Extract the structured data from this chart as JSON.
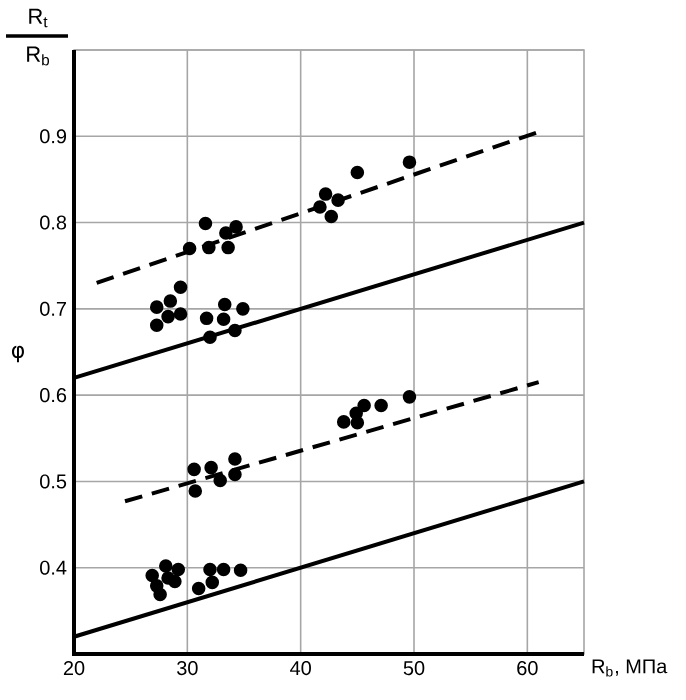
{
  "chart_data": {
    "type": "scatter",
    "xlabel": "R$_{b}$, МПа",
    "ylabel": "φ",
    "annotations": [
      "R$_{t}$",
      "R$_{b}$"
    ],
    "xlim": [
      20,
      65
    ],
    "ylim": [
      0.3,
      1.0
    ],
    "xticks": [
      20,
      30,
      40,
      50,
      60
    ],
    "yticks": [
      {
        "value": 0.3,
        "label": null
      },
      0.4,
      0.5,
      0.6,
      0.7,
      0.8,
      0.9,
      {
        "value": 1.0,
        "label": null
      }
    ],
    "grid": true,
    "series": [
      {
        "type": "line",
        "line_style": "solid",
        "color": "#000000",
        "x": [
          20,
          65
        ],
        "values": [
          0.62,
          0.8
        ]
      },
      {
        "type": "line",
        "line_style": "solid",
        "color": "#000000",
        "x": [
          20,
          65
        ],
        "values": [
          0.32,
          0.5
        ]
      },
      {
        "type": "line",
        "line_style": "dashed",
        "color": "#000000",
        "x": [
          22,
          61
        ],
        "values": [
          0.73,
          0.905
        ]
      },
      {
        "type": "line",
        "line_style": "dashed",
        "color": "#000000",
        "x": [
          24.5,
          61
        ],
        "values": [
          0.477,
          0.615
        ]
      },
      {
        "marker": "circle",
        "color": "#000000",
        "x": [
          27.3,
          27.3,
          28.3,
          28.5,
          29.4,
          29.4,
          31.7,
          32.0,
          33.3,
          33.2,
          34.2,
          34.9
        ],
        "values": [
          0.702,
          0.681,
          0.691,
          0.709,
          0.725,
          0.694,
          0.689,
          0.667,
          0.705,
          0.688,
          0.675,
          0.7
        ]
      },
      {
        "marker": "circle",
        "color": "#000000",
        "x": [
          30.2,
          31.6,
          31.9,
          33.6,
          33.4,
          34.3,
          42.2,
          41.7,
          42.7,
          43.3,
          45.0,
          49.6
        ],
        "values": [
          0.77,
          0.799,
          0.771,
          0.771,
          0.788,
          0.795,
          0.833,
          0.818,
          0.807,
          0.826,
          0.858,
          0.87
        ]
      },
      {
        "marker": "circle",
        "color": "#000000",
        "x": [
          30.6,
          30.7,
          32.1,
          32.9,
          34.2,
          34.2,
          43.8,
          44.9,
          45.6,
          47.1,
          45.0
        ],
        "values": [
          0.514,
          0.489,
          0.516,
          0.501,
          0.526,
          0.508,
          0.569,
          0.579,
          0.588,
          0.588,
          0.568
        ]
      },
      {
        "marker": "circle",
        "color": "#000000",
        "x": [
          26.9,
          27.3,
          27.6,
          28.1,
          28.3,
          28.9,
          29.2,
          31.0,
          32.0,
          32.2,
          33.2,
          34.7,
          49.6
        ],
        "values": [
          0.391,
          0.379,
          0.369,
          0.402,
          0.388,
          0.384,
          0.398,
          0.376,
          0.398,
          0.383,
          0.398,
          0.397,
          0.598
        ]
      }
    ]
  }
}
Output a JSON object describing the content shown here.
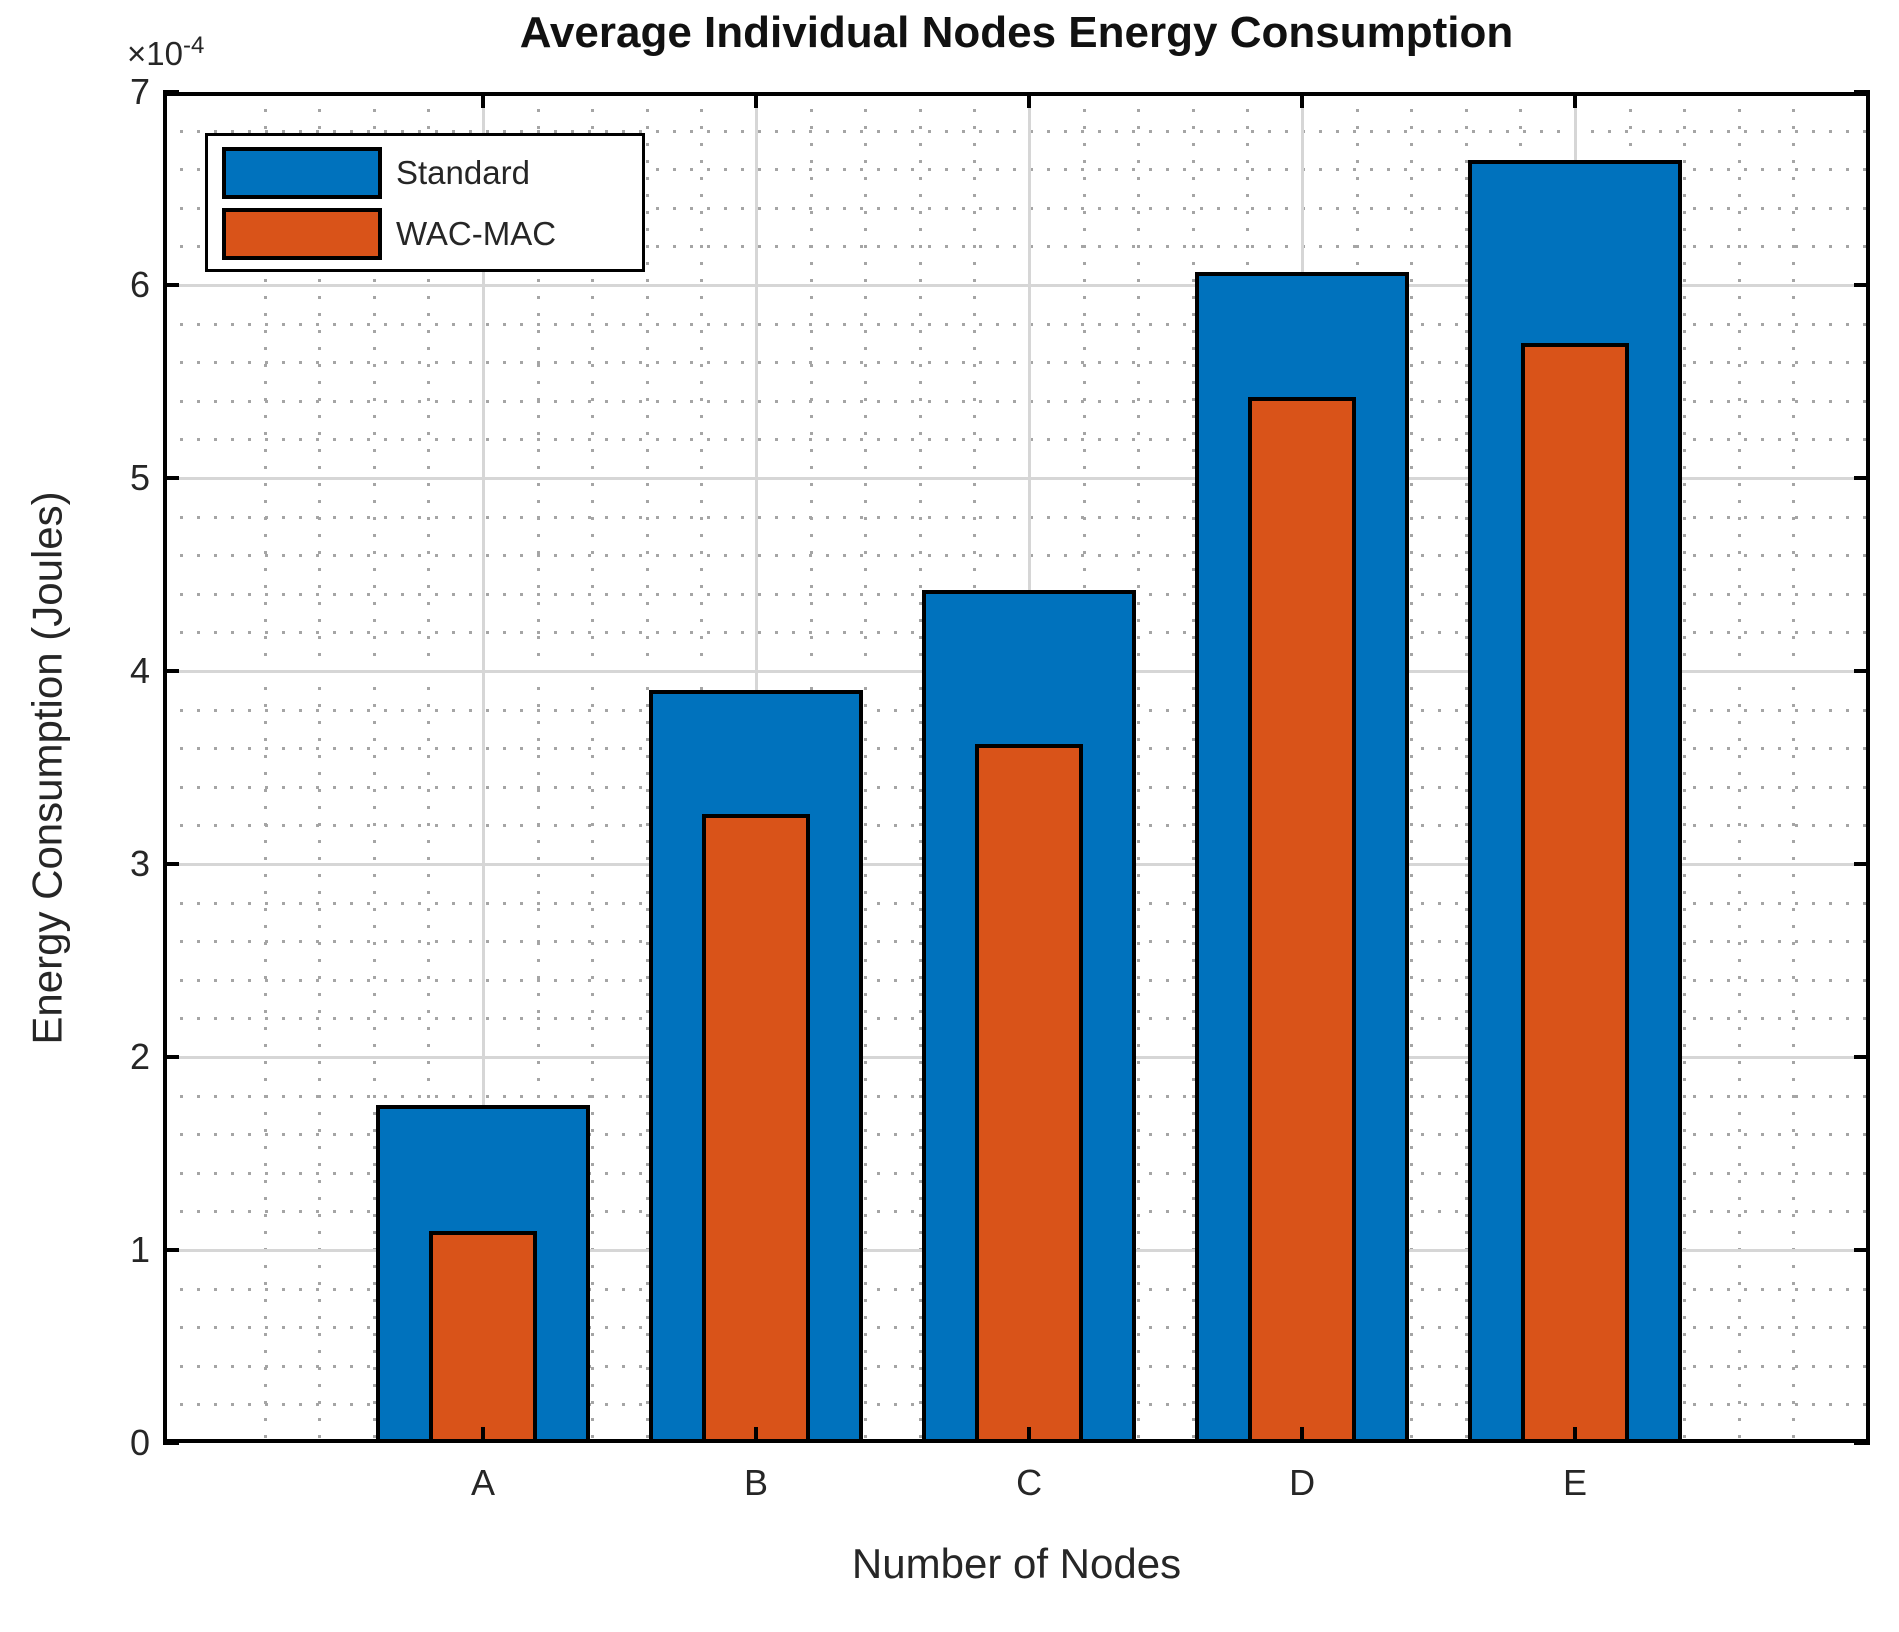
{
  "figure": {
    "title": "Average Individual Nodes Energy Consumption",
    "y_axis_offset": {
      "base": "×10",
      "exponent": "-4"
    }
  },
  "chart_data": {
    "type": "bar",
    "bar_style": "overlaid",
    "title": "Average Individual Nodes Energy Consumption",
    "xlabel": "Number of Nodes",
    "ylabel": "Energy Consumption (Joules)",
    "categories": [
      "A",
      "B",
      "C",
      "D",
      "E"
    ],
    "series": [
      {
        "name": "Standard",
        "color": "#0072BD",
        "values": [
          1.75,
          3.9,
          4.42,
          6.07,
          6.65
        ]
      },
      {
        "name": "WAC-MAC",
        "color": "#D95319",
        "values": [
          1.1,
          3.26,
          3.62,
          5.42,
          5.7
        ]
      }
    ],
    "value_scale": "1e-4",
    "value_unit": "Joules",
    "ylim": [
      0,
      7
    ],
    "yticks": [
      0,
      1,
      2,
      3,
      4,
      5,
      6,
      7
    ],
    "ytick_labels": [
      "0",
      "1",
      "2",
      "3",
      "4",
      "5",
      "6",
      "7"
    ],
    "grid": {
      "major": true,
      "minor_dotted": true,
      "minor_step_fraction": 0.2
    },
    "legend": {
      "position": "northwest",
      "entries": [
        "Standard",
        "WAC-MAC"
      ]
    }
  },
  "colors": {
    "standard_blue": "#0072BD",
    "wacmac_orange": "#D95319",
    "axis_black": "#000000",
    "major_grid": "#d6d6d6",
    "minor_grid": "#a5a5a5",
    "text": "#262626"
  }
}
◇ ◇ ◇ ◇ ◇ ◇ ◇
## WORK REQUIRED
The copy should hold exactly the lines from the line containing "Output a JSON" through the end of the data, both ends included, and no pictures.

## RESULT OF THE EXERCISE
Output a JSON object describing the content shown here.
{
  "figure": {
    "title": "Average Individual Nodes Energy Consumption",
    "y_axis_offset": {
      "base": "×10",
      "exponent": "-4"
    }
  },
  "chart_data": {
    "type": "bar",
    "bar_style": "overlaid",
    "title": "Average Individual Nodes Energy Consumption",
    "xlabel": "Number of Nodes",
    "ylabel": "Energy Consumption (Joules)",
    "categories": [
      "A",
      "B",
      "C",
      "D",
      "E"
    ],
    "series": [
      {
        "name": "Standard",
        "color": "#0072BD",
        "values": [
          1.75,
          3.9,
          4.42,
          6.07,
          6.65
        ]
      },
      {
        "name": "WAC-MAC",
        "color": "#D95319",
        "values": [
          1.1,
          3.26,
          3.62,
          5.42,
          5.7
        ]
      }
    ],
    "value_scale": "1e-4",
    "value_unit": "Joules",
    "ylim": [
      0,
      7
    ],
    "yticks": [
      0,
      1,
      2,
      3,
      4,
      5,
      6,
      7
    ],
    "ytick_labels": [
      "0",
      "1",
      "2",
      "3",
      "4",
      "5",
      "6",
      "7"
    ],
    "grid": {
      "major": true,
      "minor_dotted": true,
      "minor_step_fraction": 0.2
    },
    "legend": {
      "position": "northwest",
      "entries": [
        "Standard",
        "WAC-MAC"
      ]
    }
  },
  "colors": {
    "standard_blue": "#0072BD",
    "wacmac_orange": "#D95319",
    "axis_black": "#000000",
    "major_grid": "#d6d6d6",
    "minor_grid": "#a5a5a5",
    "text": "#262626"
  }
}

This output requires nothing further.